Task brief: Tell how many lines include the string "Light". Answer with a single number.
━━━━━━━━━━
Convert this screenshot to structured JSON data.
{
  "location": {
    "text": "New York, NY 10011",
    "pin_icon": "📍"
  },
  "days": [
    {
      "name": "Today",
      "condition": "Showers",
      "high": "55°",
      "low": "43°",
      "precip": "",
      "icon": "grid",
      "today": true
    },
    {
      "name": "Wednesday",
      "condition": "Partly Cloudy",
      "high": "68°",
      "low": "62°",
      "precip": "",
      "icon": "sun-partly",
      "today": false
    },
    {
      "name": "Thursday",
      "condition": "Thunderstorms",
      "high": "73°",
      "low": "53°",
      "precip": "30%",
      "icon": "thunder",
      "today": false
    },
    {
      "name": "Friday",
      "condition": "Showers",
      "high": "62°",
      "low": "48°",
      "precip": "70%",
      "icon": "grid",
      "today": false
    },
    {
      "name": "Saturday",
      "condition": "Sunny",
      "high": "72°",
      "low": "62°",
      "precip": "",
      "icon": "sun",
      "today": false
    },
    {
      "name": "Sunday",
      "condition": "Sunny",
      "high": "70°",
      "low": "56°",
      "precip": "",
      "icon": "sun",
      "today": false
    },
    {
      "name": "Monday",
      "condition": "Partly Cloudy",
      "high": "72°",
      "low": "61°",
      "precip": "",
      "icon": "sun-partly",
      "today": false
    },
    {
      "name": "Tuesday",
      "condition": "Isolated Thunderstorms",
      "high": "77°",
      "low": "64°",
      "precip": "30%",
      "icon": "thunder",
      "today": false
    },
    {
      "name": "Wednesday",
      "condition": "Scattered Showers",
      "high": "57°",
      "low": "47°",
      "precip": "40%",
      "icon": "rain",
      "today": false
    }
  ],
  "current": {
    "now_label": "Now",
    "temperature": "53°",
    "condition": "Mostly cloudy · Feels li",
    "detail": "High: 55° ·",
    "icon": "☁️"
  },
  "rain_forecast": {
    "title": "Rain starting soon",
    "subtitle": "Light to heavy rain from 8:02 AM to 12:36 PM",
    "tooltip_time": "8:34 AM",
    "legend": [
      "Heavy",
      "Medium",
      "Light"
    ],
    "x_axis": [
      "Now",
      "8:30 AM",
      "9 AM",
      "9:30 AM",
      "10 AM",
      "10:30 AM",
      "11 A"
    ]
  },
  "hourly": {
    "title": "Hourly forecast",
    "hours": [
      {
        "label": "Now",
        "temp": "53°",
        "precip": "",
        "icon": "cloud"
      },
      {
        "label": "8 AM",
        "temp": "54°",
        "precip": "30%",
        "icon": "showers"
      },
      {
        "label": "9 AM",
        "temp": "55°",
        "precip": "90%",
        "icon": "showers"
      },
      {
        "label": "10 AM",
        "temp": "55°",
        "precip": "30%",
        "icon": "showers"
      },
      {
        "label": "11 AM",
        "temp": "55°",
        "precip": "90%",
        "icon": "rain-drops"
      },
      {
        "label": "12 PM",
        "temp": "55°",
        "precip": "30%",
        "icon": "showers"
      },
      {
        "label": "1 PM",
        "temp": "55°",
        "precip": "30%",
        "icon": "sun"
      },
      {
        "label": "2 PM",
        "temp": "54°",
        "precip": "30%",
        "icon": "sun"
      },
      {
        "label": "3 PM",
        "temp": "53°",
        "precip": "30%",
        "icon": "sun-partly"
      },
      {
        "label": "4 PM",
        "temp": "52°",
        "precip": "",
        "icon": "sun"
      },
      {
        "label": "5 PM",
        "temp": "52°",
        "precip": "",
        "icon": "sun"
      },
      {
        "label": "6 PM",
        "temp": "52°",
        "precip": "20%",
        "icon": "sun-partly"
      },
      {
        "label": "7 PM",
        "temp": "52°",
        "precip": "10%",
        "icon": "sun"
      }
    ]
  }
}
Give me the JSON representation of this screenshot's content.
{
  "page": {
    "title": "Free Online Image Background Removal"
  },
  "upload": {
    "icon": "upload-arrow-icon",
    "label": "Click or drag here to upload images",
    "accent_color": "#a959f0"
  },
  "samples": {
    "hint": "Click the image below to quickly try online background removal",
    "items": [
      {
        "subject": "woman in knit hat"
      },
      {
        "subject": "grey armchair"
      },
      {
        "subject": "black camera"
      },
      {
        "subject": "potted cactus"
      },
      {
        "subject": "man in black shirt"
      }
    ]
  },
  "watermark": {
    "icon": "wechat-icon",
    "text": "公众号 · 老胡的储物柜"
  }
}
━━━━━━━━━━
Task result: 2